### Requirement
Repeat the material verbatim and drop the pictures.

========================================================================

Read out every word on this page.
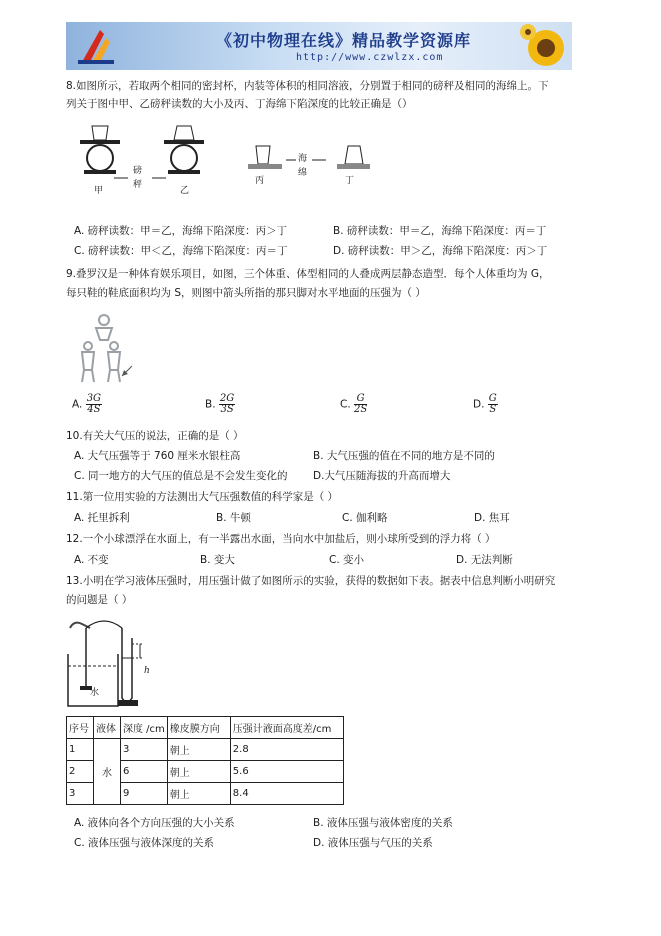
《初中物理在线》精品教学资源库
http://www.czwlzx.com
8.如图所示，若取两个相同的密封杯，内装等体积的相同溶液，分别置于相同的磅秤及相同的海绵上。下
列关于图中甲、乙磅秤读数的大小及丙、丁海绵下陷深度的比较正确是（）
甲	乙
磅
秤	丙	丁
海
绵
A. 磅秤读数：甲＝乙，海绵下陷深度：丙＞丁	B. 磅秤读数：甲＝乙，海绵下陷深度：丙＝丁
C. 磅秤读数：甲＜乙，海绵下陷深度：丙＝丁	D. 磅秤读数：甲＞乙，海绵下陷深度：丙＞丁
9.叠罗汉是一种体育娱乐项目，如图，三个体重、体型相同的人叠成两层静态造型．每个人体重均为 G，
每只鞋的鞋底面积均为 S，则图中箭头所指的那只脚对水平地面的压强为（ ）
A. $\frac{3G}{4S}$	B. $\frac{2G}{3S}$	C. $\frac{G}{2S}$	D. $\frac{G}{S}$
10.有关大气压的说法，正确的是（ ）
A. 大气压强等于 760 厘米水银柱高	B. 大气压强的值在不同的地方是不同的
C. 同一地方的大气压的值总是不会发生变化的 D.大气压随海拔的升高而增大
11.第一位用实验的方法测出大气压强数值的科学家是（ ）
A. 托里拆利	B. 牛顿	C. 伽利略	D. 焦耳
12.一个小球漂浮在水面上，有一半露出水面，当向水中加盐后，则小球所受到的浮力将（ ）
A. 不变	B. 变大	C. 变小	D. 无法判断
13.小明在学习液体压强时，用压强计做了如图所示的实验，获得的数据如下表。据表中信息判断小明研究
的问题是（ ）
水
h
序号	液体	深度 /cm	橡皮膜方向	压强计液面高度差/cm
1	水	3	朝上	2.8
2		6	朝上	5.6
3		9	朝上	8.4
A. 液体向各个方向压强的大小关系	B. 液体压强与液体密度的关系
C. 液体压强与液体深度的关系	D. 液体压强与气压的关系
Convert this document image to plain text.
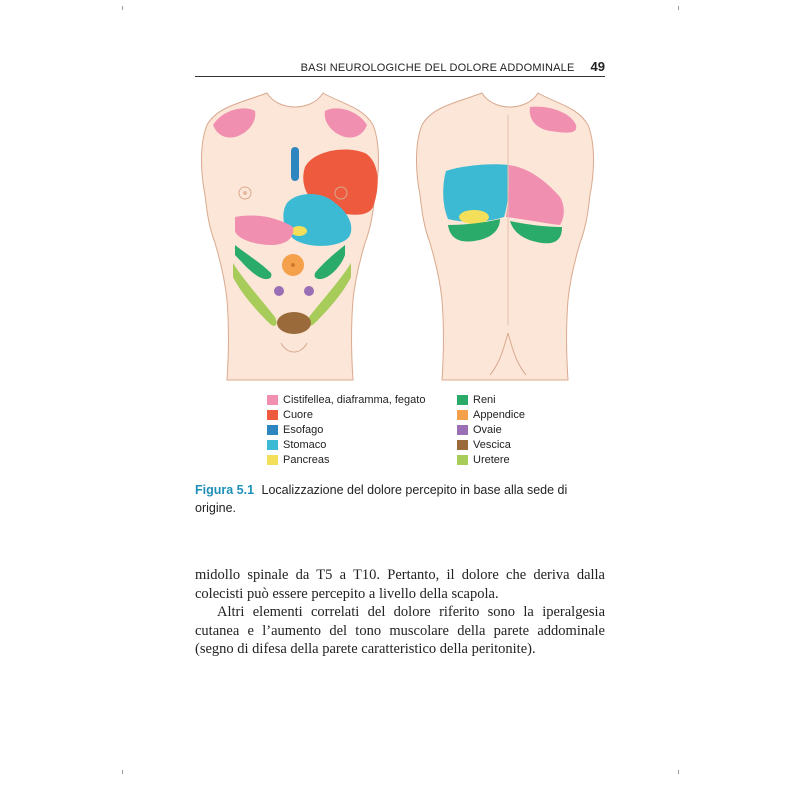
BASI NEUROLOGICHE DEL DOLORE ADDOMINALE 49
Cistifellea, diaframma, fegato	Reni
Cuore	Appendice
Esofago	Ovaie
Stomaco	Vescica
Pancreas	Uretere
Figura 5.1 Localizzazione del dolore percepito in base alla sede di origine.

midollo spinale da T5 a T10. Pertanto, il dolore che deriva dalla colecisti può essere percepito a livello della scapola.

Altri elementi correlati del dolore riferito sono la iperalgesia cutanea e l’aumento del tono muscolare della parete addominale (segno di difesa della parete caratteristico della peritonite).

========================================================================

### Output of the exercise
Read out every word on this page.
《初中物理在线》精品教学资源库
http://www.czwlzx.com
8.如图所示，若取两个相同的密封杯，内装等体积的相同溶液，分别置于相同的磅秤及相同的海绵上。下
列关于图中甲、乙磅秤读数的大小及丙、丁海绵下陷深度的比较正确是（）
甲	乙
磅
秤	丙	丁
海
绵
A. 磅秤读数：甲＝乙，海绵下陷深度：丙＞丁	B. 磅秤读数：甲＝乙，海绵下陷深度：丙＝丁
C. 磅秤读数：甲＜乙，海绵下陷深度：丙＝丁	D. 磅秤读数：甲＞乙，海绵下陷深度：丙＞丁
9.叠罗汉是一种体育娱乐项目，如图，三个体重、体型相同的人叠成两层静态造型．每个人体重均为 G，
每只鞋的鞋底面积均为 S，则图中箭头所指的那只脚对水平地面的压强为（ ）
A. $\frac{3G}{4S}$	B. $\frac{2G}{3S}$	C. $\frac{G}{2S}$	D. $\frac{G}{S}$
10.有关大气压的说法，正确的是（ ）
A. 大气压强等于 760 厘米水银柱高	B. 大气压强的值在不同的地方是不同的
C. 同一地方的大气压的值总是不会发生变化的 D.大气压随海拔的升高而增大
11.第一位用实验的方法测出大气压强数值的科学家是（ ）
A. 托里拆利	B. 牛顿	C. 伽利略	D. 焦耳
12.一个小球漂浮在水面上，有一半露出水面，当向水中加盐后，则小球所受到的浮力将（ ）
A. 不变	B. 变大	C. 变小	D. 无法判断
13.小明在学习液体压强时，用压强计做了如图所示的实验，获得的数据如下表。据表中信息判断小明研究
的问题是（ ）
水
h
序号	液体	深度 /cm	橡皮膜方向	压强计液面高度差/cm
1	水	3	朝上	2.8
2		6	朝上	5.6
3		9	朝上	8.4
A. 液体向各个方向压强的大小关系	B. 液体压强与液体密度的关系
C. 液体压强与液体深度的关系	D. 液体压强与气压的关系
Convert this document image to plain text.
BASI NEUROLOGICHE DEL DOLORE ADDOMINALE 49
Cistifellea, diaframma, fegato	Reni
Cuore	Appendice
Esofago	Ovaie
Stomaco	Vescica
Pancreas	Uretere
Figura 5.1 Localizzazione del dolore percepito in base alla sede di origine.

midollo spinale da T5 a T10. Pertanto, il dolore che deriva dalla colecisti può essere percepito a livello della scapola.

Altri elementi correlati del dolore riferito sono la iperalgesia cutanea e l’aumento del tono muscolare della parete addominale (segno di difesa della parete caratteristico della peritonite).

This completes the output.